> Vorliegender Auszug

============================================================

17. Dezember 2017

KOMMENTAR

Unausgesprochene Gefahr


m.radmayr@hallo-zeitung.at

Nicht mehr ausgeben als man einnimmt. Das ist finanzielle Grundschule. Oberösterreichs Regierungskoalition unter Stelzer und Haimbuchner hat sich diesem Grundsatz verschrieben: Nulldefizit 2018. Löblich! Beim Sparen hört sich die Freundschaft allerdings rasch auf. Nicht bei uns! Warum nicht dort? Jeder hat gute Argumente, um nicht bluten zu müssen. Und es stellt sich tatsächlich die Frage, ob wir Öberösterreicher als Sparefrohs nicht die Dummen sein werden.
Linz steht mit einer Milliarde Euro in der Kreide, Oberösterreichs Schuldenrucksack wiegt drei Milliarden, Kärnten ist nach der Haider-Ära flach wie eine Flunder, Niederösterreich schwimmt nach der glorifizierten Pröll-Regentschaft Unterkannte-Oberlippe im Schuldenmeer, Wien verpulvert das Geld als ob morgen die Welt nicht mehr steht. Österreichs Staatsverschuldung: knapp 300 Milliarden. Griechenland, Italien, Spanien, Japan, halb Südamerika sind einige der vielen tickenden Finanzbomben. Würden Korruption und Misswirtschaft in Afrika ein messbares Gewicht haben, wäre der Kontinent längst versunken.

============================================================

> Erfasste Daten
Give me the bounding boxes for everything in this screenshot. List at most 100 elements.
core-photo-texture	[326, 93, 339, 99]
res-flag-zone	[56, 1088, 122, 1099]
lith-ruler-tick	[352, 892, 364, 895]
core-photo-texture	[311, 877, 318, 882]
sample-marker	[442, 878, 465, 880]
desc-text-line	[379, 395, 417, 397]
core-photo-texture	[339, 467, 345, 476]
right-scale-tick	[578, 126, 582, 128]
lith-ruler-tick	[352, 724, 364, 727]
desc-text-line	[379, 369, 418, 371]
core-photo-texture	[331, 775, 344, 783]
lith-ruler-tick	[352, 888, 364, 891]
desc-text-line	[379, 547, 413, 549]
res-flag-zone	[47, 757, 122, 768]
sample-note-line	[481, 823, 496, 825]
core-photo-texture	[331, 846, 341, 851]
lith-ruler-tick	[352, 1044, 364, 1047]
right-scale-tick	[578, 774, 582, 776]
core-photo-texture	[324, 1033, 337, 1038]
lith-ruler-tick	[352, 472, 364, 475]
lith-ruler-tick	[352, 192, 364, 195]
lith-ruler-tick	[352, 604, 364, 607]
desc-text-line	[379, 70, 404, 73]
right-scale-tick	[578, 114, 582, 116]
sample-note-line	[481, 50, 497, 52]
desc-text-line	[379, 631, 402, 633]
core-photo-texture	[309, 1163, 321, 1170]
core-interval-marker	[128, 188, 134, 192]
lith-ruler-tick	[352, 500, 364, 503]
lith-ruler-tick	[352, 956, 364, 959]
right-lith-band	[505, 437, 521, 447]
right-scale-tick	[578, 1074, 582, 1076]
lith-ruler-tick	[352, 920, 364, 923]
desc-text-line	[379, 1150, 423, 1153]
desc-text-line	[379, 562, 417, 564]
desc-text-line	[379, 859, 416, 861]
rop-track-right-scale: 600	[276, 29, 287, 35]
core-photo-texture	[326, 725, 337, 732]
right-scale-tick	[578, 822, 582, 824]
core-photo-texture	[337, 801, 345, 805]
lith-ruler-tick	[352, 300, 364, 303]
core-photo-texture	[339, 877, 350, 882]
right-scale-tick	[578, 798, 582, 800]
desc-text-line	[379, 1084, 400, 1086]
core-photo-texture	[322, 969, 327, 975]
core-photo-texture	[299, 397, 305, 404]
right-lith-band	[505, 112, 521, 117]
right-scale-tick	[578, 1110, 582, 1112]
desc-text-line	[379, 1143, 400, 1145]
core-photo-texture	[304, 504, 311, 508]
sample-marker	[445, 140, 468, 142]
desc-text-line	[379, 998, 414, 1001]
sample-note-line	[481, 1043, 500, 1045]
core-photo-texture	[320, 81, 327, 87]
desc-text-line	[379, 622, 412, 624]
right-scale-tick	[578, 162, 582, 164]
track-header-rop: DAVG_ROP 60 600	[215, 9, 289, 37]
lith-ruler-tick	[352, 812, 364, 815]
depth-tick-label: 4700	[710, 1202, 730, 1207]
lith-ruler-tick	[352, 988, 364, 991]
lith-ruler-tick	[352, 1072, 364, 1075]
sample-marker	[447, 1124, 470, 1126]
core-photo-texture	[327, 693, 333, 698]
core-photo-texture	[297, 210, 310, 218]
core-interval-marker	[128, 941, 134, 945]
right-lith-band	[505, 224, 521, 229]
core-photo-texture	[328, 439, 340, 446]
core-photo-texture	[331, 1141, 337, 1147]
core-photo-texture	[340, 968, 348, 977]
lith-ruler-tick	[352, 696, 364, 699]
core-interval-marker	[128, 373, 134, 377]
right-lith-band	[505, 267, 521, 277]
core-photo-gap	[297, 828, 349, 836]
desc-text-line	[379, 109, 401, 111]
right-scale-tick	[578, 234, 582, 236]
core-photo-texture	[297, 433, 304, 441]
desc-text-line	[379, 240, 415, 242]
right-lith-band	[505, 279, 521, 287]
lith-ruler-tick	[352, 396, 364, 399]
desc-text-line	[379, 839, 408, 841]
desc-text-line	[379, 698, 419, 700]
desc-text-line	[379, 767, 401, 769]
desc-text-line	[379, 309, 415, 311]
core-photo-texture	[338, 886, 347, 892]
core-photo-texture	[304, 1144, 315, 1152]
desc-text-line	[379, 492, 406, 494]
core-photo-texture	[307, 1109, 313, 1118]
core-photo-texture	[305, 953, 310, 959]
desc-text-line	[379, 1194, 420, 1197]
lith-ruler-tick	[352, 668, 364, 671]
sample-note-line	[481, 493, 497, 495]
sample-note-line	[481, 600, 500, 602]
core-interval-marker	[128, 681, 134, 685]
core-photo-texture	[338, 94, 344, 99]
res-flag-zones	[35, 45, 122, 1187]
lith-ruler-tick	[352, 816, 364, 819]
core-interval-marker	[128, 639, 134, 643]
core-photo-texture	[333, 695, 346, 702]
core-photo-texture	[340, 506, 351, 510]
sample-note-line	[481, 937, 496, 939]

============================================================

> Arbeitsauftrag
Schreiben Sie aus dem Kommentar alles von „Nicht mehr ausgeben“ bis hinunter zu „Dummen sein werden.“ neu und setzen Sie dabei „Grundregel“ an die Stelle von „Grundschule“. Die Einträge sind eigenständiges Material und gehören nicht zum Kommentar.

> Antwortteil
Nicht mehr ausgeben als man einnimmt. Das ist finanzielle Grundregel. Oberösterreichs Regierungskoalition unter Stelzer und Haimbuchner hat sich diesem Grundsatz verschrieben: Nulldefizit 2018. Löblich! Beim Sparen hört sich die Freundschaft allerdings rasch auf. Nicht bei uns! Warum nicht dort? Jeder hat gute Argumente, um nicht bluten zu müssen. Und es stellt sich tatsächlich die Frage, ob wir Öberösterreicher als Sparefrohs nicht die Dummen sein werden.